◆ Your assignment ◆
Give the number of lines in the records below that include the word "premises", and add nothing to it.
[Start of Attachment]
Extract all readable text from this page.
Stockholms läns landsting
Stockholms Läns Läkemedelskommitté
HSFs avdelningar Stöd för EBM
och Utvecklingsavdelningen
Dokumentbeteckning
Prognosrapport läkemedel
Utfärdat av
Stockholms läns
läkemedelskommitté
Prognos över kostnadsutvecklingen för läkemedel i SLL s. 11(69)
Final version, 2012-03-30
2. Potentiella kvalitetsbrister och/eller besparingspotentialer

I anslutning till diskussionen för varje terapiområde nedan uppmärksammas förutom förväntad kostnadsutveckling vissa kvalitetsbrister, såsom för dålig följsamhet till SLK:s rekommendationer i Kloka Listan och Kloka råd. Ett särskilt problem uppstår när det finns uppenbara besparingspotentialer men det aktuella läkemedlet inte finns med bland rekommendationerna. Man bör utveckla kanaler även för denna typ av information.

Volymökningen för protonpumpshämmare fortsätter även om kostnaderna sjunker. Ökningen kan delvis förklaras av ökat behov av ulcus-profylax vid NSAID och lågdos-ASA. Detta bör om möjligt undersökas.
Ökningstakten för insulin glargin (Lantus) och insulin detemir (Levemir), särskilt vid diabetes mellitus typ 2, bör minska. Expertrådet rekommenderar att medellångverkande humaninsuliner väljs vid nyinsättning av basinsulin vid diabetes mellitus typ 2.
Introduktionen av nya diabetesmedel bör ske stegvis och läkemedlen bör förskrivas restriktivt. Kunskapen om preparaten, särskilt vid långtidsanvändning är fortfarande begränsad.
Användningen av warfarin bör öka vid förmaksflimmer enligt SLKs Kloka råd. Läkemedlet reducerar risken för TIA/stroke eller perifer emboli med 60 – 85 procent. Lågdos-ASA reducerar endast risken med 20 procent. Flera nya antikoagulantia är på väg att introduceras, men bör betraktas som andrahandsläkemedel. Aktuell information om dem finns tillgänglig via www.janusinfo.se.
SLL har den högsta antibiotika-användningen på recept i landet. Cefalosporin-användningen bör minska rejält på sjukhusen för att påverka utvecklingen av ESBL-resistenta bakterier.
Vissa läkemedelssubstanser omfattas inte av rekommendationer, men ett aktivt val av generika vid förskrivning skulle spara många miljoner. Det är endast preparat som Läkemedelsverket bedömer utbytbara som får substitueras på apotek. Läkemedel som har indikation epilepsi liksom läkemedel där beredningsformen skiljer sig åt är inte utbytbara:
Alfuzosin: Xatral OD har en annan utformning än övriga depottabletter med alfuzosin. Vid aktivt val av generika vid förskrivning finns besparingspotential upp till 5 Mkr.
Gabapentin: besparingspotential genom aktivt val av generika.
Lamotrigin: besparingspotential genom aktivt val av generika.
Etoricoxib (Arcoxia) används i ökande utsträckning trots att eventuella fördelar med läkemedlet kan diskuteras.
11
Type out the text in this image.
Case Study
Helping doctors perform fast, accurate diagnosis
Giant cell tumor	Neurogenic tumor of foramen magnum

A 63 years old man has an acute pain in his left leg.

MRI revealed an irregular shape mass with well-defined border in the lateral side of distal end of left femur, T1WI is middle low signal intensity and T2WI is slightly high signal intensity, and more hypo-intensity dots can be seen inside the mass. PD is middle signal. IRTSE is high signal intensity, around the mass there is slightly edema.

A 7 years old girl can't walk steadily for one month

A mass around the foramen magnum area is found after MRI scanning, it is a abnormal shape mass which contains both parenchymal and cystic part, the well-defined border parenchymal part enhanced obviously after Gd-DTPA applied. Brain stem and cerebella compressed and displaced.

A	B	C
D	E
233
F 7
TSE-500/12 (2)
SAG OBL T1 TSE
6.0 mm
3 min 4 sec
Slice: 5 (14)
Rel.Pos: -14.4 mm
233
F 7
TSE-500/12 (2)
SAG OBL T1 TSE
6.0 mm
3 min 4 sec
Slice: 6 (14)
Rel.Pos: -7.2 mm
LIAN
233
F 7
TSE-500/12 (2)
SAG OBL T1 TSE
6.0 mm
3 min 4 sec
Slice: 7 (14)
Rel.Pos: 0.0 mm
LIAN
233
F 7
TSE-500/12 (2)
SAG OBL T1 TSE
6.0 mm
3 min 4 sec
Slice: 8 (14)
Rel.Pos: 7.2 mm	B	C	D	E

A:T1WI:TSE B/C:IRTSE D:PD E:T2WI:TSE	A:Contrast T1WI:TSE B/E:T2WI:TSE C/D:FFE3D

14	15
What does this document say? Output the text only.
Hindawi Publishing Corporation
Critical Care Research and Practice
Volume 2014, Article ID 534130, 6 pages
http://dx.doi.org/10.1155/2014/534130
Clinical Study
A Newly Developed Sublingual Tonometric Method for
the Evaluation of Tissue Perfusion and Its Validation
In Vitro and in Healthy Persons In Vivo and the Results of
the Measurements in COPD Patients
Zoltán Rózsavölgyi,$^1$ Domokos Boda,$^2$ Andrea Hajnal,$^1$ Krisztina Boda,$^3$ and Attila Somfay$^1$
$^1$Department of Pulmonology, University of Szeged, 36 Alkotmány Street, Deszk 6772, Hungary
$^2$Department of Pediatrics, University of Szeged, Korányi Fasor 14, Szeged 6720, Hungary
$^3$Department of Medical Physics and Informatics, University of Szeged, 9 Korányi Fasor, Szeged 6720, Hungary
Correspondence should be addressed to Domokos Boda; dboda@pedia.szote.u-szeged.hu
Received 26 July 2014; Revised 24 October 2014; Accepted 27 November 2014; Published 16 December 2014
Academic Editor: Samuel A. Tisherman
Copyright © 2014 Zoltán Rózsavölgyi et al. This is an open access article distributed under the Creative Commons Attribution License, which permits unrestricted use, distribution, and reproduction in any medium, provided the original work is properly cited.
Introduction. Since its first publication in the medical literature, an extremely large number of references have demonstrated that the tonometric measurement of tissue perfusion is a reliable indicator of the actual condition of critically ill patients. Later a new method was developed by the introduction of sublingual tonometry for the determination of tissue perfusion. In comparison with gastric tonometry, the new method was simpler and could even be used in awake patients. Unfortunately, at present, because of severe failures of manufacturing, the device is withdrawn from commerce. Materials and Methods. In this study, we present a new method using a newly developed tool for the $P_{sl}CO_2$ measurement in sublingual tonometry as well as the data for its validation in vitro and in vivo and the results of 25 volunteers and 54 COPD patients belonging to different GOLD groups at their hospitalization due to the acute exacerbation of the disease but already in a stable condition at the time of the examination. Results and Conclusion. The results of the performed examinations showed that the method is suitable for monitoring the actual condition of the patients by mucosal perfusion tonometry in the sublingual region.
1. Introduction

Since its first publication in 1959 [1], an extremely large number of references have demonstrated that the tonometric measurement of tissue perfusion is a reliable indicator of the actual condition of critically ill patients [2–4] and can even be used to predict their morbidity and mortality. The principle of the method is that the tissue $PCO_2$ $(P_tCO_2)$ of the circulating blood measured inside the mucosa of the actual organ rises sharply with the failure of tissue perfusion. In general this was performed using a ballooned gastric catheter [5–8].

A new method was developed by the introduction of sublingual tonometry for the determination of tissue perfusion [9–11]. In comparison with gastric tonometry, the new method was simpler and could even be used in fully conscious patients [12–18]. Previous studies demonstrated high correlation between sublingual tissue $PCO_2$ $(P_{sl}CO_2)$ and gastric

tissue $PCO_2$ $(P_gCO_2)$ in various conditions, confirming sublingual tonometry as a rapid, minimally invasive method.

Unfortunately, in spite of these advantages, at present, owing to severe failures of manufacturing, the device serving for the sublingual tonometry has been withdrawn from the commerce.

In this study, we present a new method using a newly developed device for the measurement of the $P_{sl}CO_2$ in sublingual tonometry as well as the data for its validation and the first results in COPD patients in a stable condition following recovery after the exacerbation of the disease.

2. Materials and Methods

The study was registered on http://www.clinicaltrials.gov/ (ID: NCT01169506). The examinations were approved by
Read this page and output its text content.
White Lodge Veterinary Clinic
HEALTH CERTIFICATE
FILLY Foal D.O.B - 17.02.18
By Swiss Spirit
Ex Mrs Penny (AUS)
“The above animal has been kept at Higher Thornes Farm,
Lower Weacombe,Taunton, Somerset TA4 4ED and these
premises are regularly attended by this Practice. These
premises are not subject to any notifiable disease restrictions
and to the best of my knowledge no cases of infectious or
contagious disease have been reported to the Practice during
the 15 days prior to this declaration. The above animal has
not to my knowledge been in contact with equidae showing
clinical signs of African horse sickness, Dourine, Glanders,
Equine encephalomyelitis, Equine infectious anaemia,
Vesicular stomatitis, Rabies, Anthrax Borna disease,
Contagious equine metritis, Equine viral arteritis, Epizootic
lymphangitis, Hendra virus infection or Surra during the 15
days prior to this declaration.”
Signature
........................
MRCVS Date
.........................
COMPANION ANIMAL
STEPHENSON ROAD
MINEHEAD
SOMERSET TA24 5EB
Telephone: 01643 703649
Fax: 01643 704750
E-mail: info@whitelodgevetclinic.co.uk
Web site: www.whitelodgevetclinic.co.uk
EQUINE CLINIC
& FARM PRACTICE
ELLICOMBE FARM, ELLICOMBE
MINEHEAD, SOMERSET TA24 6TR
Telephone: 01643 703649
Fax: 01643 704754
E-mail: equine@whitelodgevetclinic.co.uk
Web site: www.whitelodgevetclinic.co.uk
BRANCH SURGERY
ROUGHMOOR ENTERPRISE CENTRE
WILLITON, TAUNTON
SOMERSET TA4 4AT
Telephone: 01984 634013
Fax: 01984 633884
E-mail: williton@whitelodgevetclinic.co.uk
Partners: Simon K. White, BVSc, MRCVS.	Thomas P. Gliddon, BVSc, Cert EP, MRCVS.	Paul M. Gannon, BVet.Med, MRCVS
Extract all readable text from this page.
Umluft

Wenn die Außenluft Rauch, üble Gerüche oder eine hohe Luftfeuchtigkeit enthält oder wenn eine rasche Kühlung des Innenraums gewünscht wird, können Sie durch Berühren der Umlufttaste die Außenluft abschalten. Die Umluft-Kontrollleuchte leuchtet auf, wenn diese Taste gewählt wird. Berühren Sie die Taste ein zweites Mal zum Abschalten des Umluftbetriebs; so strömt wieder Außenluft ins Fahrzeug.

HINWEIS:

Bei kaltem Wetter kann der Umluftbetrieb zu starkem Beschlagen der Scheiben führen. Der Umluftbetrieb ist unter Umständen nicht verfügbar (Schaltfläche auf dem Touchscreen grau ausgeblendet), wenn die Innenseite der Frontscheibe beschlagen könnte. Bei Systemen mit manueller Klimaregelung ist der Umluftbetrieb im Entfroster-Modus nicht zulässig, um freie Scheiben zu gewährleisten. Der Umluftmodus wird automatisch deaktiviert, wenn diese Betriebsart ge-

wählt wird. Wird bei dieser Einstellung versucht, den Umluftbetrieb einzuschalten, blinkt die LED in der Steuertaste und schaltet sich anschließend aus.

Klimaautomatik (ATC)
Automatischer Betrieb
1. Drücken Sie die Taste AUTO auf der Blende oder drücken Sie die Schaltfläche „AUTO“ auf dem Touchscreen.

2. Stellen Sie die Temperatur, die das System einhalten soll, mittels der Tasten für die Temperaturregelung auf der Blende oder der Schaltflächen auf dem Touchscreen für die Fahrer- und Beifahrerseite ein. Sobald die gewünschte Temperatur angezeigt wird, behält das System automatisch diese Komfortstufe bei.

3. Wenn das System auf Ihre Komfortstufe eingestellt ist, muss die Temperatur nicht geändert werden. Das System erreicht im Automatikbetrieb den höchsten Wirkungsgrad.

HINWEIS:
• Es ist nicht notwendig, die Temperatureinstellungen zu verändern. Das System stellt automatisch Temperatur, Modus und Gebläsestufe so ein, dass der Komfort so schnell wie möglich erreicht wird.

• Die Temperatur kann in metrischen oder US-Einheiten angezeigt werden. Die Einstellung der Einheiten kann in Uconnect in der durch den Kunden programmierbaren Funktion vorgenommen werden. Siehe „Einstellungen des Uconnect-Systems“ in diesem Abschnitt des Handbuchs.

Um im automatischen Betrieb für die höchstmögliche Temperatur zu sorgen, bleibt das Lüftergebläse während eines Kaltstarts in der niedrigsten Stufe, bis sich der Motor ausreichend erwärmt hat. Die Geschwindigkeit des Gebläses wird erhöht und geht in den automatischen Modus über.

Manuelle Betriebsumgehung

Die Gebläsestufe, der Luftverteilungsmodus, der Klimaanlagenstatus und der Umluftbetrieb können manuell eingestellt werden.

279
[End of Attachment]
◆ Answer for the task ◆
2